> [GIVEN REQUEST] Gather each line of the records where "nima" appears.

Dataset items

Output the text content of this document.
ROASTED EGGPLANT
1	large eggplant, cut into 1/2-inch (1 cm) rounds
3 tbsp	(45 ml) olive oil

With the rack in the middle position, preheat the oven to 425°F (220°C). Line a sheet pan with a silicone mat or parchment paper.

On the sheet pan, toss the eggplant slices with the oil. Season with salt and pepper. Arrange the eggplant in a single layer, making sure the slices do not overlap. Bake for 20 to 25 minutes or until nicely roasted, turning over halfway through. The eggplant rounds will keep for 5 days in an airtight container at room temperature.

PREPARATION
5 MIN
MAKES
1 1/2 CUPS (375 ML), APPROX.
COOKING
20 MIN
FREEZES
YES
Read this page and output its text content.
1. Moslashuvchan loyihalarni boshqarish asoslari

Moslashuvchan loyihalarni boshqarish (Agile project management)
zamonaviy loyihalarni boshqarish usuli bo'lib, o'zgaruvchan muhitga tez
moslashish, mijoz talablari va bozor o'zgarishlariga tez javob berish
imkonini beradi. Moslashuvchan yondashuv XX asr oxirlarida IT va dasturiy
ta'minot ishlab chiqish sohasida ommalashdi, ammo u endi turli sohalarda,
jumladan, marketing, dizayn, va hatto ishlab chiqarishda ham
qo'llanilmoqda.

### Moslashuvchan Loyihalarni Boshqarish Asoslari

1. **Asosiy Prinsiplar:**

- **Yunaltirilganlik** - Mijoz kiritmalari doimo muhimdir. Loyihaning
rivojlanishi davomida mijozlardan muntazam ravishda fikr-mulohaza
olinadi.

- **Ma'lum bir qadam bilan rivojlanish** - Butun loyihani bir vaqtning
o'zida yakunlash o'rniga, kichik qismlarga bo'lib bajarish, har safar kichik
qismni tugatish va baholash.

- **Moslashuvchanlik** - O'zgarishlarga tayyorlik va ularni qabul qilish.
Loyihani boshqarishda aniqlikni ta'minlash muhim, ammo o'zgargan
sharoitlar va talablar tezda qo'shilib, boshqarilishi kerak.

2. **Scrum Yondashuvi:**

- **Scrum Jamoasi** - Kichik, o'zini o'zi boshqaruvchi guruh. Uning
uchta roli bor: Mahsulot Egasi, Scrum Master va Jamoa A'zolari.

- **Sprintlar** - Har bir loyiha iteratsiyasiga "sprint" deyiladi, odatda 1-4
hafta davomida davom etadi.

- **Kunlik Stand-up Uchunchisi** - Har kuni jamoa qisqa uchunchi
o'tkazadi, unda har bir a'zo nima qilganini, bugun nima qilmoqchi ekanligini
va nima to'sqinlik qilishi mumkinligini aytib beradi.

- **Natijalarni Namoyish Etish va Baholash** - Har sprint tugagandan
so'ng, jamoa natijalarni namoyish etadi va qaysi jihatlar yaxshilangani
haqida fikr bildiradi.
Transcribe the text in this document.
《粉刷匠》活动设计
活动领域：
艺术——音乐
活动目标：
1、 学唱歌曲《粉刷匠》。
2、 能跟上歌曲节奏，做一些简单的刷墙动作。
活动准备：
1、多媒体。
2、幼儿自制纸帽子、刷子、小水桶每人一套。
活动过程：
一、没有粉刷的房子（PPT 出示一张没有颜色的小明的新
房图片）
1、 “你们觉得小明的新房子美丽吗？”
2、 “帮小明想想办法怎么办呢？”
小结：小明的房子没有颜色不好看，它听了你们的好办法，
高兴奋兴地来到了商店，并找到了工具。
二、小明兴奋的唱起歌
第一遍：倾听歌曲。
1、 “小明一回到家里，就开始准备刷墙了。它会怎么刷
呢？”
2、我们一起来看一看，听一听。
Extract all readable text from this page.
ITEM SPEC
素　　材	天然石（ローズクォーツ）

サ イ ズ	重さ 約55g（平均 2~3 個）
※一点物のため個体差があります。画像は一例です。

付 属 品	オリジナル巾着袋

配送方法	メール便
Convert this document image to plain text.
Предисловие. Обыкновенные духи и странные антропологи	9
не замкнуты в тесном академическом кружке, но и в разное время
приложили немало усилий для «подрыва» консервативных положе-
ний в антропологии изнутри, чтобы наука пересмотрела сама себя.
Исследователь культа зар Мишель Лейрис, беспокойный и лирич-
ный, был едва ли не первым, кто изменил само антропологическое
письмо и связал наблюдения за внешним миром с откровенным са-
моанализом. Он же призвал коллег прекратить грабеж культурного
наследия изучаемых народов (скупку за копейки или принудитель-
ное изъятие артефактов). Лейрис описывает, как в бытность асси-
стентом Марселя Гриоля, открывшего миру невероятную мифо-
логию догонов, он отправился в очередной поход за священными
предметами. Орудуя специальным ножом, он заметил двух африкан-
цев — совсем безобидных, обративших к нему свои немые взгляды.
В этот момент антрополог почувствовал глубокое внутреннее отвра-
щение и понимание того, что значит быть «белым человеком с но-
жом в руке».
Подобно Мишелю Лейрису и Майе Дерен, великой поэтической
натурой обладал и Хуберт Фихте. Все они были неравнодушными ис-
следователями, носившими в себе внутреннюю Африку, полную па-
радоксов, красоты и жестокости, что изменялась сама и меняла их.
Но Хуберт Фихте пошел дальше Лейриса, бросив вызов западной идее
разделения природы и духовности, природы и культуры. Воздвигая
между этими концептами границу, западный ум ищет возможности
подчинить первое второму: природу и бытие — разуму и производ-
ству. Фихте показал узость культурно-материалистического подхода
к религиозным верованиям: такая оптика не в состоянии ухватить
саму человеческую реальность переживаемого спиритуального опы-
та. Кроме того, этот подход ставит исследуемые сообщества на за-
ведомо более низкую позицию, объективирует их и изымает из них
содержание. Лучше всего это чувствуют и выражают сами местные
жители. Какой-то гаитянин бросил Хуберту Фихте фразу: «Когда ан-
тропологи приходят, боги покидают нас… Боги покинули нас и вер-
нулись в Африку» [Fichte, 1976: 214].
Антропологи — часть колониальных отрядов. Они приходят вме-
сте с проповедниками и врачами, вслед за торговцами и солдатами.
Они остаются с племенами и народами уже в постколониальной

> [OUTPUT FOR THIS EXERCISE]
o'tkazadi, unda har bir a'zo nima qilganini, bugun nima qilmoqchi ekanligini
va nima to'sqinlik qilishi mumkinligini aytib beradi.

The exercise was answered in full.